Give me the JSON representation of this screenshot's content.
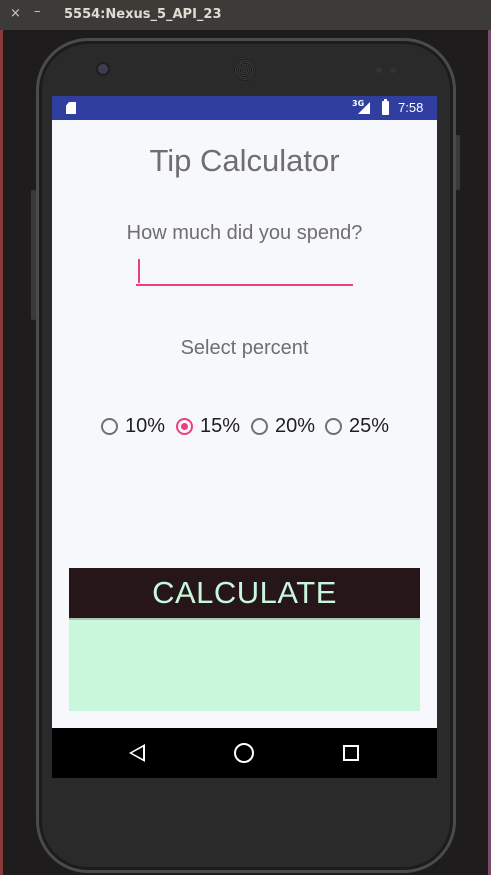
{
  "window": {
    "title": "5554:Nexus_5_API_23",
    "close_glyph": "×",
    "minimize_glyph": "–"
  },
  "statusbar": {
    "network": "3G",
    "time": "7:58"
  },
  "app": {
    "title": "Tip Calculator",
    "question": "How much did you spend?",
    "amount_value": "",
    "select_label": "Select percent",
    "percent_options": [
      "10%",
      "15%",
      "20%",
      "25%"
    ],
    "selected_percent": "15%",
    "calculate_label": "CALCULATE",
    "result_text": ""
  },
  "colors": {
    "accent": "#ec407a",
    "statusbar": "#303f9f",
    "button_bg": "#261619",
    "button_text": "#c8f7dc",
    "result_bg": "#c8f7dc"
  },
  "icons": {
    "statusbar": [
      "sd-card-icon",
      "signal-icon",
      "battery-icon"
    ],
    "navbar": [
      "back-icon",
      "home-icon",
      "recents-icon"
    ]
  }
}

------------------------------

Written request
Copy the whole listing above word for word but do not carry over the pictures.

Complete answer
Give me the JSON representation of this screenshot's content.
{
  "window": {
    "title": "5554:Nexus_5_API_23",
    "close_glyph": "×",
    "minimize_glyph": "–"
  },
  "statusbar": {
    "network": "3G",
    "time": "7:58"
  },
  "app": {
    "title": "Tip Calculator",
    "question": "How much did you spend?",
    "amount_value": "",
    "select_label": "Select percent",
    "percent_options": [
      "10%",
      "15%",
      "20%",
      "25%"
    ],
    "selected_percent": "15%",
    "calculate_label": "CALCULATE",
    "result_text": ""
  },
  "colors": {
    "accent": "#ec407a",
    "statusbar": "#303f9f",
    "button_bg": "#261619",
    "button_text": "#c8f7dc",
    "result_bg": "#c8f7dc"
  },
  "icons": {
    "statusbar": [
      "sd-card-icon",
      "signal-icon",
      "battery-icon"
    ],
    "navbar": [
      "back-icon",
      "home-icon",
      "recents-icon"
    ]
  }
}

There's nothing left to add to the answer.